Pictures do not belong in the copy; quote every entry below exactly.

--- Stored data ---

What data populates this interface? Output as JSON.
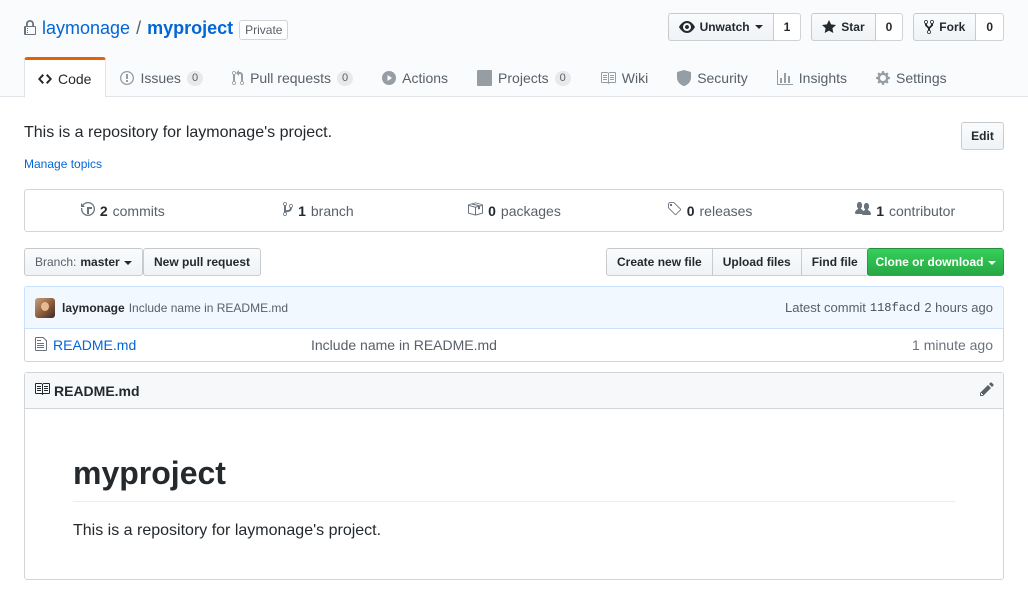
{
  "repo": {
    "owner": "laymonage",
    "separator": "/",
    "name": "myproject",
    "visibility": "Private",
    "description": "This is a repository for laymonage's project.",
    "manage_topics": "Manage topics",
    "edit_label": "Edit"
  },
  "actions": {
    "watch_label": "Unwatch",
    "watch_count": "1",
    "star_label": "Star",
    "star_count": "0",
    "fork_label": "Fork",
    "fork_count": "0"
  },
  "tabs": [
    {
      "label": "Code",
      "icon": "code-icon",
      "selected": true
    },
    {
      "label": "Issues",
      "count": "0",
      "icon": "issue-icon"
    },
    {
      "label": "Pull requests",
      "count": "0",
      "icon": "pull-request-icon"
    },
    {
      "label": "Actions",
      "icon": "play-icon"
    },
    {
      "label": "Projects",
      "count": "0",
      "icon": "project-icon"
    },
    {
      "label": "Wiki",
      "icon": "book-icon"
    },
    {
      "label": "Security",
      "icon": "shield-icon"
    },
    {
      "label": "Insights",
      "icon": "graph-icon"
    },
    {
      "label": "Settings",
      "icon": "gear-icon"
    }
  ],
  "summary": [
    {
      "count": "2",
      "label": "commits",
      "icon": "history-icon"
    },
    {
      "count": "1",
      "label": "branch",
      "icon": "branch-icon"
    },
    {
      "count": "0",
      "label": "packages",
      "icon": "package-icon"
    },
    {
      "count": "0",
      "label": "releases",
      "icon": "tag-icon"
    },
    {
      "count": "1",
      "label": "contributor",
      "icon": "people-icon"
    }
  ],
  "file_nav": {
    "branch_prefix": "Branch:",
    "branch_name": "master",
    "new_pr": "New pull request",
    "create_file": "Create new file",
    "upload_files": "Upload files",
    "find_file": "Find file",
    "clone": "Clone or download"
  },
  "latest_commit": {
    "author": "laymonage",
    "message": "Include name in README.md",
    "prefix": "Latest commit",
    "sha": "118facd",
    "age": "2 hours ago"
  },
  "files": [
    {
      "name": "README.md",
      "message": "Include name in README.md",
      "age": "1 minute ago",
      "icon": "file-icon"
    }
  ],
  "readme": {
    "filename": "README.md",
    "heading": "myproject",
    "paragraph": "This is a repository for laymonage's project."
  },
  "colors": {
    "accent_link": "#0366d6",
    "tab_active_border": "#e36209",
    "clone_green": "#28a745"
  }
}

---

**Exercise solution:**
What data populates this interface? Output as JSON.
{
  "repo": {
    "owner": "laymonage",
    "separator": "/",
    "name": "myproject",
    "visibility": "Private",
    "description": "This is a repository for laymonage's project.",
    "manage_topics": "Manage topics",
    "edit_label": "Edit"
  },
  "actions": {
    "watch_label": "Unwatch",
    "watch_count": "1",
    "star_label": "Star",
    "star_count": "0",
    "fork_label": "Fork",
    "fork_count": "0"
  },
  "tabs": [
    {
      "label": "Code",
      "icon": "code-icon",
      "selected": true
    },
    {
      "label": "Issues",
      "count": "0",
      "icon": "issue-icon"
    },
    {
      "label": "Pull requests",
      "count": "0",
      "icon": "pull-request-icon"
    },
    {
      "label": "Actions",
      "icon": "play-icon"
    },
    {
      "label": "Projects",
      "count": "0",
      "icon": "project-icon"
    },
    {
      "label": "Wiki",
      "icon": "book-icon"
    },
    {
      "label": "Security",
      "icon": "shield-icon"
    },
    {
      "label": "Insights",
      "icon": "graph-icon"
    },
    {
      "label": "Settings",
      "icon": "gear-icon"
    }
  ],
  "summary": [
    {
      "count": "2",
      "label": "commits",
      "icon": "history-icon"
    },
    {
      "count": "1",
      "label": "branch",
      "icon": "branch-icon"
    },
    {
      "count": "0",
      "label": "packages",
      "icon": "package-icon"
    },
    {
      "count": "0",
      "label": "releases",
      "icon": "tag-icon"
    },
    {
      "count": "1",
      "label": "contributor",
      "icon": "people-icon"
    }
  ],
  "file_nav": {
    "branch_prefix": "Branch:",
    "branch_name": "master",
    "new_pr": "New pull request",
    "create_file": "Create new file",
    "upload_files": "Upload files",
    "find_file": "Find file",
    "clone": "Clone or download"
  },
  "latest_commit": {
    "author": "laymonage",
    "message": "Include name in README.md",
    "prefix": "Latest commit",
    "sha": "118facd",
    "age": "2 hours ago"
  },
  "files": [
    {
      "name": "README.md",
      "message": "Include name in README.md",
      "age": "1 minute ago",
      "icon": "file-icon"
    }
  ],
  "readme": {
    "filename": "README.md",
    "heading": "myproject",
    "paragraph": "This is a repository for laymonage's project."
  },
  "colors": {
    "accent_link": "#0366d6",
    "tab_active_border": "#e36209",
    "clone_green": "#28a745"
  }
}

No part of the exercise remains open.